- [Task to carry out]:
Print all of the data exactly.

- [Raw data]:
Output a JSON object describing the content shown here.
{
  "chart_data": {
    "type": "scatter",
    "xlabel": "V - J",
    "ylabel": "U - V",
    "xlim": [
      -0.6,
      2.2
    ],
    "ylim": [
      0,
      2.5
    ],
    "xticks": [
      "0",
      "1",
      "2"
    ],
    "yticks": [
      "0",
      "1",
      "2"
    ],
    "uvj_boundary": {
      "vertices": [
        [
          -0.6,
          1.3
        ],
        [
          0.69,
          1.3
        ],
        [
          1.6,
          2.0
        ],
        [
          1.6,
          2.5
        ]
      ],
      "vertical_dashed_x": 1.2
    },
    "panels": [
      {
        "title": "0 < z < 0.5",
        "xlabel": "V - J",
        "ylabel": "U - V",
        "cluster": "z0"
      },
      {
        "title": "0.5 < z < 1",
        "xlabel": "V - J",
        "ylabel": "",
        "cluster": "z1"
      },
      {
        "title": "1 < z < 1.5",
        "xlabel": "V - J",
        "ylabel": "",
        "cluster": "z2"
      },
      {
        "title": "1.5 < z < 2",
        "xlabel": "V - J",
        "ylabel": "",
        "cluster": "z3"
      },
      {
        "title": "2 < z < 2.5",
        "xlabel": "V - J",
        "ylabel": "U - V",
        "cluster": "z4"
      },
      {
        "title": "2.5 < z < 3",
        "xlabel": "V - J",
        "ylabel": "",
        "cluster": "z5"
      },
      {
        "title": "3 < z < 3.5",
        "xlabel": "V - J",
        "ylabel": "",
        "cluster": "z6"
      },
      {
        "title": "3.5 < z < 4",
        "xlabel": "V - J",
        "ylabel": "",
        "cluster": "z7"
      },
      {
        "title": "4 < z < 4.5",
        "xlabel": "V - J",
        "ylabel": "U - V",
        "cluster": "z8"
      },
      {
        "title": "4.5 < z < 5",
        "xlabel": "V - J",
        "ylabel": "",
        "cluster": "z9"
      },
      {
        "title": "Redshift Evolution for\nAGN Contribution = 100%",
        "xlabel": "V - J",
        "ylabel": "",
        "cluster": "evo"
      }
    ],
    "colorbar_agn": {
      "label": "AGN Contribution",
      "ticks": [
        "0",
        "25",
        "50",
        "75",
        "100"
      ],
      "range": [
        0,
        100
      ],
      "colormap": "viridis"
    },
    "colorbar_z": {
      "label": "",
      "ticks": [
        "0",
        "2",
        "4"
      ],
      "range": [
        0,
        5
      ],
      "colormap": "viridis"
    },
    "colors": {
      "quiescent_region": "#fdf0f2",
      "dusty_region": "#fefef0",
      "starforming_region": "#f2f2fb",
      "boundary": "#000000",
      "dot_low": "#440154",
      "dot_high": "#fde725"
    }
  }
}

- [Correct output]:
Output a JSON object describing the content shown here.
{
  "chart_data": {
    "type": "scatter",
    "xlabel": "V - J",
    "ylabel": "U - V",
    "xlim": [
      -0.6,
      2.2
    ],
    "ylim": [
      0,
      2.5
    ],
    "xticks": [
      "0",
      "1",
      "2"
    ],
    "yticks": [
      "0",
      "1",
      "2"
    ],
    "uvj_boundary": {
      "vertices": [
        [
          -0.6,
          1.3
        ],
        [
          0.69,
          1.3
        ],
        [
          1.6,
          2.0
        ],
        [
          1.6,
          2.5
        ]
      ],
      "vertical_dashed_x": 1.2
    },
    "panels": [
      {
        "title": "0 < z < 0.5",
        "xlabel": "V - J",
        "ylabel": "U - V",
        "cluster": "z0"
      },
      {
        "title": "0.5 < z < 1",
        "xlabel": "V - J",
        "ylabel": "",
        "cluster": "z1"
      },
      {
        "title": "1 < z < 1.5",
        "xlabel": "V - J",
        "ylabel": "",
        "cluster": "z2"
      },
      {
        "title": "1.5 < z < 2",
        "xlabel": "V - J",
        "ylabel": "",
        "cluster": "z3"
      },
      {
        "title": "2 < z < 2.5",
        "xlabel": "V - J",
        "ylabel": "U - V",
        "cluster": "z4"
      },
      {
        "title": "2.5 < z < 3",
        "xlabel": "V - J",
        "ylabel": "",
        "cluster": "z5"
      },
      {
        "title": "3 < z < 3.5",
        "xlabel": "V - J",
        "ylabel": "",
        "cluster": "z6"
      },
      {
        "title": "3.5 < z < 4",
        "xlabel": "V - J",
        "ylabel": "",
        "cluster": "z7"
      },
      {
        "title": "4 < z < 4.5",
        "xlabel": "V - J",
        "ylabel": "U - V",
        "cluster": "z8"
      },
      {
        "title": "4.5 < z < 5",
        "xlabel": "V - J",
        "ylabel": "",
        "cluster": "z9"
      },
      {
        "title": "Redshift Evolution for\nAGN Contribution = 100%",
        "xlabel": "V - J",
        "ylabel": "",
        "cluster": "evo"
      }
    ],
    "colorbar_agn": {
      "label": "AGN Contribution",
      "ticks": [
        "0",
        "25",
        "50",
        "75",
        "100"
      ],
      "range": [
        0,
        100
      ],
      "colormap": "viridis"
    },
    "colorbar_z": {
      "label": "",
      "ticks": [
        "0",
        "2",
        "4"
      ],
      "range": [
        0,
        5
      ],
      "colormap": "viridis"
    },
    "colors": {
      "quiescent_region": "#fdf0f2",
      "dusty_region": "#fefef0",
      "starforming_region": "#f2f2fb",
      "boundary": "#000000",
      "dot_low": "#440154",
      "dot_high": "#fde725"
    }
  }
}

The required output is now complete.